[Directions for this task] Pick every line with "screenshot" from the material below.

Dataset items
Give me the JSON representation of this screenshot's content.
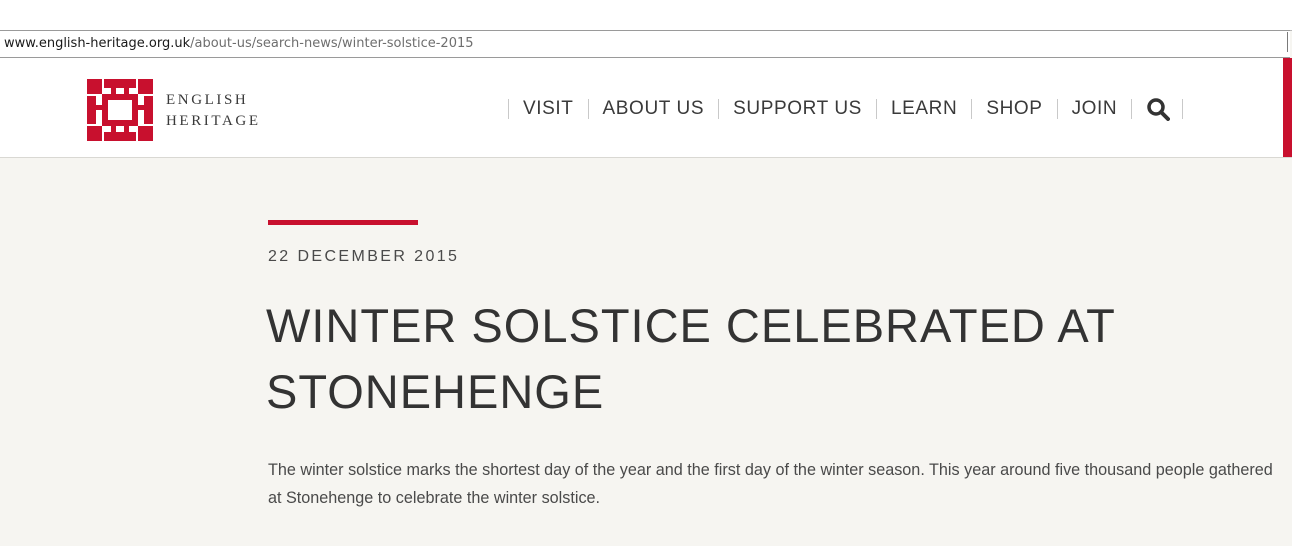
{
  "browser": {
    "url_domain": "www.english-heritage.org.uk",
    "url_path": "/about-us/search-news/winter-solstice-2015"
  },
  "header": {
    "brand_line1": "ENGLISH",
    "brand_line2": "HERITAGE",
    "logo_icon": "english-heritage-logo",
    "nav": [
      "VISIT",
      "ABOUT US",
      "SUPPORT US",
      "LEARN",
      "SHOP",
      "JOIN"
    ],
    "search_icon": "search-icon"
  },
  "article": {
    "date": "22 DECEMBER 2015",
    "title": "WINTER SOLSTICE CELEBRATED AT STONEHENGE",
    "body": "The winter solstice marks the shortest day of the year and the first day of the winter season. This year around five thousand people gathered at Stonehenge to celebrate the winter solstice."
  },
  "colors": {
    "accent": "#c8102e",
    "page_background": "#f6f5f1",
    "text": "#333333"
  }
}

---

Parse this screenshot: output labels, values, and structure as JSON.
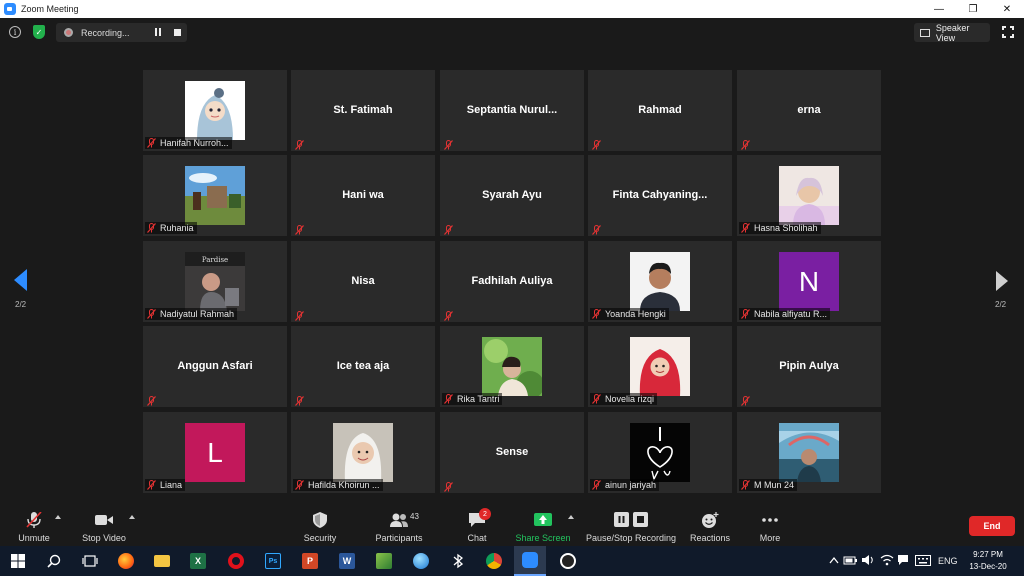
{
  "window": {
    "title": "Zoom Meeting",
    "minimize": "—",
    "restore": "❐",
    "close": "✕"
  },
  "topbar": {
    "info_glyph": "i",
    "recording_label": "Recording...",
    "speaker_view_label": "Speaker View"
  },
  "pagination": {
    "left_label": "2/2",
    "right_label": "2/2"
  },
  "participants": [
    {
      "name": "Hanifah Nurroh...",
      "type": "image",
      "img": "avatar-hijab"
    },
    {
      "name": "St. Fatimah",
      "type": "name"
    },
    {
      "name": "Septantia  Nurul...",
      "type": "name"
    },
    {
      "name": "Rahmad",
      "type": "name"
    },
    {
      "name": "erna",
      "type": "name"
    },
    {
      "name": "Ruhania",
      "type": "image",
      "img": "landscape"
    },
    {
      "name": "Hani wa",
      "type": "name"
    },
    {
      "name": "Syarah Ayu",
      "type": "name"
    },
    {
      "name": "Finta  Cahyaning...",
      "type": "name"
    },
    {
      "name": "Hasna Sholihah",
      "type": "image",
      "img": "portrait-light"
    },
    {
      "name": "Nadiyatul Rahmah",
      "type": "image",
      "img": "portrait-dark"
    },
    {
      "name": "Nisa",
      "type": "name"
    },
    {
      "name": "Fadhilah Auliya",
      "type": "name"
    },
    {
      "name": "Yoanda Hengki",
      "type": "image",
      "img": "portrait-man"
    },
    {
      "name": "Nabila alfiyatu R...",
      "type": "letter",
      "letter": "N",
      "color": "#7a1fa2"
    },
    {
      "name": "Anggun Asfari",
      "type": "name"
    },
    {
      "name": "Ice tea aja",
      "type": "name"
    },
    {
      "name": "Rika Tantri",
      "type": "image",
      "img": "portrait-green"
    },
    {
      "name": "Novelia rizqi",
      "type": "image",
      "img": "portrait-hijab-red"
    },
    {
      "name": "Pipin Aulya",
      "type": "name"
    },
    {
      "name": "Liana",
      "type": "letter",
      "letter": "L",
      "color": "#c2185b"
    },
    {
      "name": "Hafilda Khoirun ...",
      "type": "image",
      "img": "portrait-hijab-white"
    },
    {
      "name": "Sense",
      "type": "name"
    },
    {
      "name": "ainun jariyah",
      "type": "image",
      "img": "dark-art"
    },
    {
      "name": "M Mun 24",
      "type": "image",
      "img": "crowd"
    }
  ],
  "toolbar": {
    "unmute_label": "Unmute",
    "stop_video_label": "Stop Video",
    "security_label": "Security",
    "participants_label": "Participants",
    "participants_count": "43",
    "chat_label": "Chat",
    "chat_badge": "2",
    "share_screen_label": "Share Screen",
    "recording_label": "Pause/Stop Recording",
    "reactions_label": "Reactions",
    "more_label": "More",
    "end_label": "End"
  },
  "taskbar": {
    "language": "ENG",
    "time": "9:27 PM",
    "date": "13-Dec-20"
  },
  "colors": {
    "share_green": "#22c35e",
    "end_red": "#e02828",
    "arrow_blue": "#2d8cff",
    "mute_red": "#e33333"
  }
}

--

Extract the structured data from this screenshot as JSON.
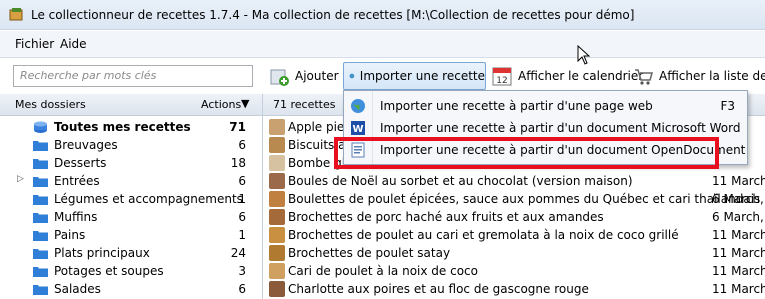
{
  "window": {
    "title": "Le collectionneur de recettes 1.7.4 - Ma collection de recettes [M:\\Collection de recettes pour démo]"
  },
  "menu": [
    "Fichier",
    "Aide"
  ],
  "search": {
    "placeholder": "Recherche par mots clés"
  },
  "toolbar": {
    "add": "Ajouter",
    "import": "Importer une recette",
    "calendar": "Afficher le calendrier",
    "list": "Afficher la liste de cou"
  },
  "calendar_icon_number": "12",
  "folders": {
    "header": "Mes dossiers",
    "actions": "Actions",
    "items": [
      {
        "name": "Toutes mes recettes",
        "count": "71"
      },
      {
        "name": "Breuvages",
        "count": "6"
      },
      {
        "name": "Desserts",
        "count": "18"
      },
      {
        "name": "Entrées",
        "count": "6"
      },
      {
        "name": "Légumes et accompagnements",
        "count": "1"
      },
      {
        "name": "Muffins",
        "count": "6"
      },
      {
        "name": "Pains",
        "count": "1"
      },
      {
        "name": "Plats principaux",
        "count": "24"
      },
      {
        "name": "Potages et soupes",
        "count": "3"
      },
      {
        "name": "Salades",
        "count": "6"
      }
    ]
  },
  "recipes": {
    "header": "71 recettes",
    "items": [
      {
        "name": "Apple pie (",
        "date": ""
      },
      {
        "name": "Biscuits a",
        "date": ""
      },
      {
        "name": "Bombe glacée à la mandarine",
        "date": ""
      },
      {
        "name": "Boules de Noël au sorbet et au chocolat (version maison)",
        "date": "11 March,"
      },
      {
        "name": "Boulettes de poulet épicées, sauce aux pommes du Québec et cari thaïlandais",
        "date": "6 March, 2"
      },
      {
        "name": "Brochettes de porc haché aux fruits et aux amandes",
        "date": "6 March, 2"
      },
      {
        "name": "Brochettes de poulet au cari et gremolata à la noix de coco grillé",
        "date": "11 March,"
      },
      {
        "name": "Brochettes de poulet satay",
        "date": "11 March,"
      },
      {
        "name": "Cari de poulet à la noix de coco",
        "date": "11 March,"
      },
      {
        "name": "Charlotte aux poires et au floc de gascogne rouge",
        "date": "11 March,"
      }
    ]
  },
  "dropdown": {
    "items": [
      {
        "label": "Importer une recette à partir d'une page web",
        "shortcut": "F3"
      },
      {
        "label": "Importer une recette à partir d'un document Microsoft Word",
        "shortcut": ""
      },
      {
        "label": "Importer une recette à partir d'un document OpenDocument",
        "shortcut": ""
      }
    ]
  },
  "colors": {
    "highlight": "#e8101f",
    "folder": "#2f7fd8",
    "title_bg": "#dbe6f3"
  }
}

[Full answer]
Give me the JSON representation of this screenshot's content.
Parse this screenshot: output labels, values, and structure as JSON.
Extract the structured data from this screenshot as JSON.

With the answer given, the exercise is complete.